*Description of the task*.
Transcribe the records below in full; pictures stay out of the copy.

Collection entries
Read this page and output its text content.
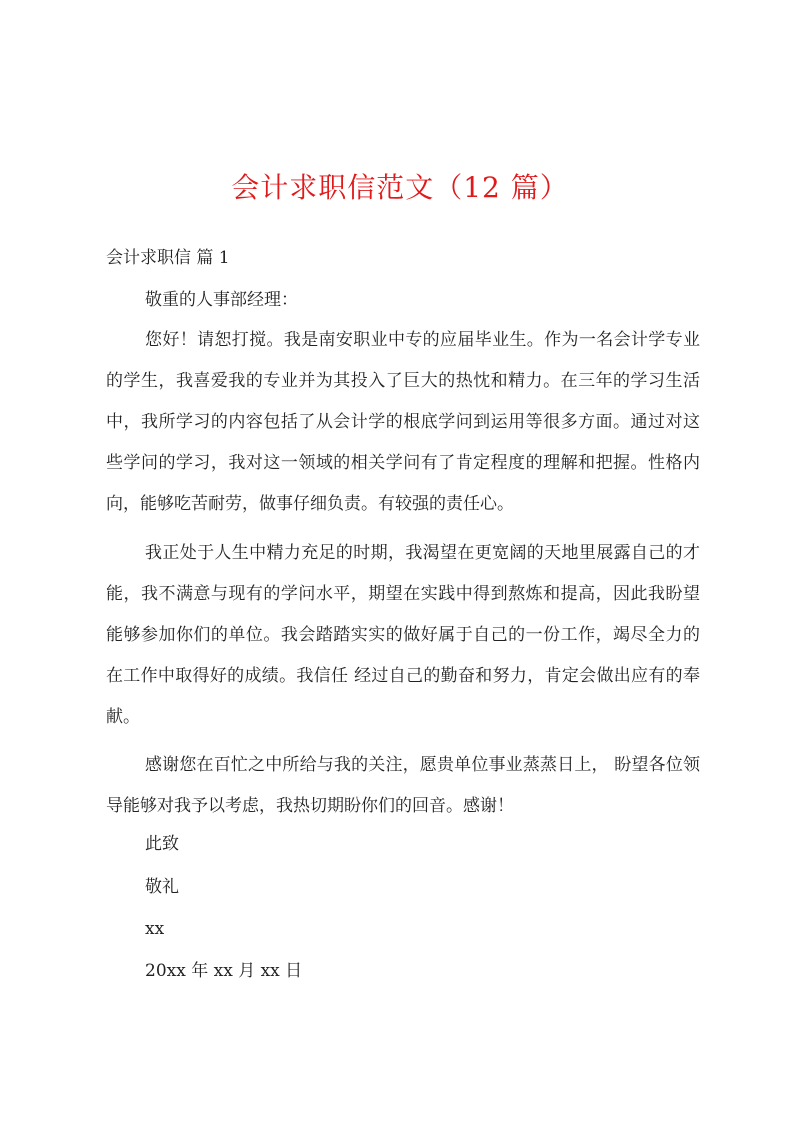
会计求职信范文（12 篇）
会计求职信 篇 1
敬重的人事部经理：
您好！请恕打搅。我是南安职业中专的应届毕业生。作为一名会计学专业的学生，我喜爱我的专业并为其投入了巨大的热忱和精力。在三年的学习生活中，我所学习的内容包括了从会计学的根底学问到运用等很多方面。通过对这些学问的学习，我对这一领域的相关学问有了肯定程度的理解和把握。性格内向，能够吃苦耐劳，做事仔细负责。有较强的责任心。
我正处于人生中精力充足的时期，我渴望在更宽阔的天地里展露自己的才能，我不满意与现有的学问水平，期望在实践中得到熬炼和提高，因此我盼望能够参加你们的单位。我会踏踏实实的做好属于自己的一份工作，竭尽全力的在工作中取得好的成绩。我信任 经过自己的勤奋和努力，肯定会做出应有的奉献。
感谢您在百忙之中所给与我的关注，愿贵单位事业蒸蒸日上， 盼望各位领导能够对我予以考虑，我热切期盼你们的回音。感谢！
此致
敬礼
xx
20xx 年 xx 月 xx 日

*Task solution*.
Read this page and output its text content.
会计求职信范文（12 篇）
会计求职信 篇 1
敬重的人事部经理：
您好！请恕打搅。我是南安职业中专的应届毕业生。作为一名会计学专业的学生，我喜爱我的专业并为其投入了巨大的热忱和精力。在三年的学习生活中，我所学习的内容包括了从会计学的根底学问到运用等很多方面。通过对这些学问的学习，我对这一领域的相关学问有了肯定程度的理解和把握。性格内向，能够吃苦耐劳，做事仔细负责。有较强的责任心。
我正处于人生中精力充足的时期，我渴望在更宽阔的天地里展露自己的才能，我不满意与现有的学问水平，期望在实践中得到熬炼和提高，因此我盼望能够参加你们的单位。我会踏踏实实的做好属于自己的一份工作，竭尽全力的在工作中取得好的成绩。我信任 经过自己的勤奋和努力，肯定会做出应有的奉献。
感谢您在百忙之中所给与我的关注，愿贵单位事业蒸蒸日上， 盼望各位领导能够对我予以考虑，我热切期盼你们的回音。感谢！
此致
敬礼
xx
20xx 年 xx 月 xx 日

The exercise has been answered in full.